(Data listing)
_ _ _
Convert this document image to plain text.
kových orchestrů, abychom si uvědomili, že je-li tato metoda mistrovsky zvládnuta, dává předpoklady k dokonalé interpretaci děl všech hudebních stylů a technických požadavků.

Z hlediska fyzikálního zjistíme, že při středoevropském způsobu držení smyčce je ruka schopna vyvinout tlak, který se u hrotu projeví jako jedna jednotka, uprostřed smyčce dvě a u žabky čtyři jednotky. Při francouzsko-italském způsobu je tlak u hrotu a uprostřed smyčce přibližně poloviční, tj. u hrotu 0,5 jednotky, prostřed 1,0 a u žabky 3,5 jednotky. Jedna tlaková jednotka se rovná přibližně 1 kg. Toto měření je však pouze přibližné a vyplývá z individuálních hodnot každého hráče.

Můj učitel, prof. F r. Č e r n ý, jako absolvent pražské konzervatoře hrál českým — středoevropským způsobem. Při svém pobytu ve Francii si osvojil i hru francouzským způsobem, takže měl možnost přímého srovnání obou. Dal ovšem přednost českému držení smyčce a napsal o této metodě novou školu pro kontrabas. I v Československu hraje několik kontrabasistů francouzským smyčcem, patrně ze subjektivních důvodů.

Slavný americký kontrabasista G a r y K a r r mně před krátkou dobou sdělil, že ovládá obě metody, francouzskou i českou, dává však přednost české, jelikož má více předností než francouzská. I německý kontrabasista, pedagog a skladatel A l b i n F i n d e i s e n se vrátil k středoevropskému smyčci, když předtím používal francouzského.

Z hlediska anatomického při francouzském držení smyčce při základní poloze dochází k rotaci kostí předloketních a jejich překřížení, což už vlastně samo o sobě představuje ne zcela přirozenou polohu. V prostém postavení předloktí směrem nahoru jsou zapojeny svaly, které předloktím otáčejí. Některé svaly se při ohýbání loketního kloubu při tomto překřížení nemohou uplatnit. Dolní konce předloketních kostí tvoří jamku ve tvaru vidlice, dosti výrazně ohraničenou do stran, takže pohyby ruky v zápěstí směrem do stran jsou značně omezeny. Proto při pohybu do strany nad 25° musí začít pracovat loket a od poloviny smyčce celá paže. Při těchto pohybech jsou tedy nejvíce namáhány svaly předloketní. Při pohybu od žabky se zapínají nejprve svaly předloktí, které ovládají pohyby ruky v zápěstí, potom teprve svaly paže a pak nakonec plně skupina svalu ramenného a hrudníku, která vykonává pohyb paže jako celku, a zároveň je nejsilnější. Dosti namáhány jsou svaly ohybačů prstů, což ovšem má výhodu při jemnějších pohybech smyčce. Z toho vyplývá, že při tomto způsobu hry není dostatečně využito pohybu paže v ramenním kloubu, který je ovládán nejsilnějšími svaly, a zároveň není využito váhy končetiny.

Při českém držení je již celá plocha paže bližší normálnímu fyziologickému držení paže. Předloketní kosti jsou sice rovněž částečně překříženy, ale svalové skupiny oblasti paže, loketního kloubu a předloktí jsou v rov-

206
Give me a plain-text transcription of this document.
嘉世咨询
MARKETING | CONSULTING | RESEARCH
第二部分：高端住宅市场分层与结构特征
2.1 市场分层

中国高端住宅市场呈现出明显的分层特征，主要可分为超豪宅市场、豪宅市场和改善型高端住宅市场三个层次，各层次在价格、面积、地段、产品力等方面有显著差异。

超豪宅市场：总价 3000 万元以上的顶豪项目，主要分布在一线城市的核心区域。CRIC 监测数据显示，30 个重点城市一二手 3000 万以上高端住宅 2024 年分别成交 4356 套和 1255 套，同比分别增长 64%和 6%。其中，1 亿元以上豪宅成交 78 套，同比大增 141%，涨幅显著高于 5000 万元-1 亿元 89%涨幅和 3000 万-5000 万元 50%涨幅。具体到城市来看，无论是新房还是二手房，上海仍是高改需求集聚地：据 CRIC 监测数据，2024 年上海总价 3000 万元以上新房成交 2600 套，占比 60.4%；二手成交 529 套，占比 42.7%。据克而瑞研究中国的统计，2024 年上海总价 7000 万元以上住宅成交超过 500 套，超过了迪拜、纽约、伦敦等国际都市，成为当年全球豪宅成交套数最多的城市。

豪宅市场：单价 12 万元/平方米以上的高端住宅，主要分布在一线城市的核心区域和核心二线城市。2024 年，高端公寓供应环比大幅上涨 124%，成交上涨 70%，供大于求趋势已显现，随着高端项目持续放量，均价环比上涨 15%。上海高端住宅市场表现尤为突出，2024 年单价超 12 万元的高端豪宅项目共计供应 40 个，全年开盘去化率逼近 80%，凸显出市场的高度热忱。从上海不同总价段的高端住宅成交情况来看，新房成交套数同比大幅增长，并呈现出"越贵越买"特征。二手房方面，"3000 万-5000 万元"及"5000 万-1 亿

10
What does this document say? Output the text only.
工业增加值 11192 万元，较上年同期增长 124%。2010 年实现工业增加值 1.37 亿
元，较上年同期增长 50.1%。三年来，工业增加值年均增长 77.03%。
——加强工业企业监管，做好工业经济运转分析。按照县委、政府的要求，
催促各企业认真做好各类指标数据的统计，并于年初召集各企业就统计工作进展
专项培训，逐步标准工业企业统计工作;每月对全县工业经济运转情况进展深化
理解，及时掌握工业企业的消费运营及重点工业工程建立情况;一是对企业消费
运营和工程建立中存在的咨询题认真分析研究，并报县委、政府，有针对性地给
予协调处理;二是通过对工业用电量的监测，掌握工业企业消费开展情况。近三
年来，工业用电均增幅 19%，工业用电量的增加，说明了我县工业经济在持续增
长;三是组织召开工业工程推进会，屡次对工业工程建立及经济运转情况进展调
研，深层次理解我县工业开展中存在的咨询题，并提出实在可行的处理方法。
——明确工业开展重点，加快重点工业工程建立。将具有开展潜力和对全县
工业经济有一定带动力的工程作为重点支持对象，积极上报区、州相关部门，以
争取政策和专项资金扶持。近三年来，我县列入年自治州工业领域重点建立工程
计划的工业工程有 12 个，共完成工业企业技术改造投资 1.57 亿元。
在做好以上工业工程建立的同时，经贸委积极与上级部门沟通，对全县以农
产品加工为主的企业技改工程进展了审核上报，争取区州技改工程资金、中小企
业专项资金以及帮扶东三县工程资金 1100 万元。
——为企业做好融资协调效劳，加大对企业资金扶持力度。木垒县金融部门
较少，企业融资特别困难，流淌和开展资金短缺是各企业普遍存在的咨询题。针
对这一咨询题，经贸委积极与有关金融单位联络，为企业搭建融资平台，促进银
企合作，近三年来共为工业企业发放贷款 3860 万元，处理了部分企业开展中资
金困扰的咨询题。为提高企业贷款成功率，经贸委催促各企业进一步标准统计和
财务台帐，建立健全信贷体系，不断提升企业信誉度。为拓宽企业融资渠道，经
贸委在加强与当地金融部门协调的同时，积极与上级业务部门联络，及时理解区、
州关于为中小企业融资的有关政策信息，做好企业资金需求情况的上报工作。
_ _ _
Write out the listing once more, matching it exactly.

> **RESPONSE TO THIS TASK**:
Convert this document image to plain text.
kových orchestrů, abychom si uvědomili, že je-li tato metoda mistrovsky zvládnuta, dává předpoklady k dokonalé interpretaci děl všech hudebních stylů a technických požadavků.

Z hlediska fyzikálního zjistíme, že při středoevropském způsobu držení smyčce je ruka schopna vyvinout tlak, který se u hrotu projeví jako jedna jednotka, uprostřed smyčce dvě a u žabky čtyři jednotky. Při francouzsko-italském způsobu je tlak u hrotu a uprostřed smyčce přibližně poloviční, tj. u hrotu 0,5 jednotky, prostřed 1,0 a u žabky 3,5 jednotky. Jedna tlaková jednotka se rovná přibližně 1 kg. Toto měření je však pouze přibližné a vyplývá z individuálních hodnot každého hráče.

Můj učitel, prof. F r. Č e r n ý, jako absolvent pražské konzervatoře hrál českým — středoevropským způsobem. Při svém pobytu ve Francii si osvojil i hru francouzským způsobem, takže měl možnost přímého srovnání obou. Dal ovšem přednost českému držení smyčce a napsal o této metodě novou školu pro kontrabas. I v Československu hraje několik kontrabasistů francouzským smyčcem, patrně ze subjektivních důvodů.

Slavný americký kontrabasista G a r y K a r r mně před krátkou dobou sdělil, že ovládá obě metody, francouzskou i českou, dává však přednost české, jelikož má více předností než francouzská. I německý kontrabasista, pedagog a skladatel A l b i n F i n d e i s e n se vrátil k středoevropskému smyčci, když předtím používal francouzského.

Z hlediska anatomického při francouzském držení smyčce při základní poloze dochází k rotaci kostí předloketních a jejich překřížení, což už vlastně samo o sobě představuje ne zcela přirozenou polohu. V prostém postavení předloktí směrem nahoru jsou zapojeny svaly, které předloktím otáčejí. Některé svaly se při ohýbání loketního kloubu při tomto překřížení nemohou uplatnit. Dolní konce předloketních kostí tvoří jamku ve tvaru vidlice, dosti výrazně ohraničenou do stran, takže pohyby ruky v zápěstí směrem do stran jsou značně omezeny. Proto při pohybu do strany nad 25° musí začít pracovat loket a od poloviny smyčce celá paže. Při těchto pohybech jsou tedy nejvíce namáhány svaly předloketní. Při pohybu od žabky se zapínají nejprve svaly předloktí, které ovládají pohyby ruky v zápěstí, potom teprve svaly paže a pak nakonec plně skupina svalu ramenného a hrudníku, která vykonává pohyb paže jako celku, a zároveň je nejsilnější. Dosti namáhány jsou svaly ohybačů prstů, což ovšem má výhodu při jemnějších pohybech smyčce. Z toho vyplývá, že při tomto způsobu hry není dostatečně využito pohybu paže v ramenním kloubu, který je ovládán nejsilnějšími svaly, a zároveň není využito váhy končetiny.

Při českém držení je již celá plocha paže bližší normálnímu fyziologickému držení paže. Předloketní kosti jsou sice rovněž částečně překříženy, ale svalové skupiny oblasti paže, loketního kloubu a předloktí jsou v rov-

206
Give me a plain-text transcription of this document.
嘉世咨询
MARKETING | CONSULTING | RESEARCH
第二部分：高端住宅市场分层与结构特征
2.1 市场分层

中国高端住宅市场呈现出明显的分层特征，主要可分为超豪宅市场、豪宅市场和改善型高端住宅市场三个层次，各层次在价格、面积、地段、产品力等方面有显著差异。

超豪宅市场：总价 3000 万元以上的顶豪项目，主要分布在一线城市的核心区域。CRIC 监测数据显示，30 个重点城市一二手 3000 万以上高端住宅 2024 年分别成交 4356 套和 1255 套，同比分别增长 64%和 6%。其中，1 亿元以上豪宅成交 78 套，同比大增 141%，涨幅显著高于 5000 万元-1 亿元 89%涨幅和 3000 万-5000 万元 50%涨幅。具体到城市来看，无论是新房还是二手房，上海仍是高改需求集聚地：据 CRIC 监测数据，2024 年上海总价 3000 万元以上新房成交 2600 套，占比 60.4%；二手成交 529 套，占比 42.7%。据克而瑞研究中国的统计，2024 年上海总价 7000 万元以上住宅成交超过 500 套，超过了迪拜、纽约、伦敦等国际都市，成为当年全球豪宅成交套数最多的城市。

豪宅市场：单价 12 万元/平方米以上的高端住宅，主要分布在一线城市的核心区域和核心二线城市。2024 年，高端公寓供应环比大幅上涨 124%，成交上涨 70%，供大于求趋势已显现，随着高端项目持续放量，均价环比上涨 15%。上海高端住宅市场表现尤为突出，2024 年单价超 12 万元的高端豪宅项目共计供应 40 个，全年开盘去化率逼近 80%，凸显出市场的高度热忱。从上海不同总价段的高端住宅成交情况来看，新房成交套数同比大幅增长，并呈现出"越贵越买"特征。二手房方面，"3000 万-5000 万元"及"5000 万-1 亿

10
What does this document say? Output the text only.
工业增加值 11192 万元，较上年同期增长 124%。2010 年实现工业增加值 1.37 亿
元，较上年同期增长 50.1%。三年来，工业增加值年均增长 77.03%。
——加强工业企业监管，做好工业经济运转分析。按照县委、政府的要求，
催促各企业认真做好各类指标数据的统计，并于年初召集各企业就统计工作进展
专项培训，逐步标准工业企业统计工作;每月对全县工业经济运转情况进展深化
理解，及时掌握工业企业的消费运营及重点工业工程建立情况;一是对企业消费
运营和工程建立中存在的咨询题认真分析研究，并报县委、政府，有针对性地给
予协调处理;二是通过对工业用电量的监测，掌握工业企业消费开展情况。近三
年来，工业用电均增幅 19%，工业用电量的增加，说明了我县工业经济在持续增
长;三是组织召开工业工程推进会，屡次对工业工程建立及经济运转情况进展调
研，深层次理解我县工业开展中存在的咨询题，并提出实在可行的处理方法。
——明确工业开展重点，加快重点工业工程建立。将具有开展潜力和对全县
工业经济有一定带动力的工程作为重点支持对象，积极上报区、州相关部门，以
争取政策和专项资金扶持。近三年来，我县列入年自治州工业领域重点建立工程
计划的工业工程有 12 个，共完成工业企业技术改造投资 1.57 亿元。
在做好以上工业工程建立的同时，经贸委积极与上级部门沟通，对全县以农
产品加工为主的企业技改工程进展了审核上报，争取区州技改工程资金、中小企
业专项资金以及帮扶东三县工程资金 1100 万元。
——为企业做好融资协调效劳，加大对企业资金扶持力度。木垒县金融部门
较少，企业融资特别困难，流淌和开展资金短缺是各企业普遍存在的咨询题。针
对这一咨询题，经贸委积极与有关金融单位联络，为企业搭建融资平台，促进银
企合作，近三年来共为工业企业发放贷款 3860 万元，处理了部分企业开展中资
金困扰的咨询题。为提高企业贷款成功率，经贸委催促各企业进一步标准统计和
财务台帐，建立健全信贷体系，不断提升企业信誉度。为拓宽企业融资渠道，经
贸委在加强与当地金融部门协调的同时，积极与上级业务部门联络，及时理解区、
州关于为中小企业融资的有关政策信息，做好企业资金需求情况的上报工作。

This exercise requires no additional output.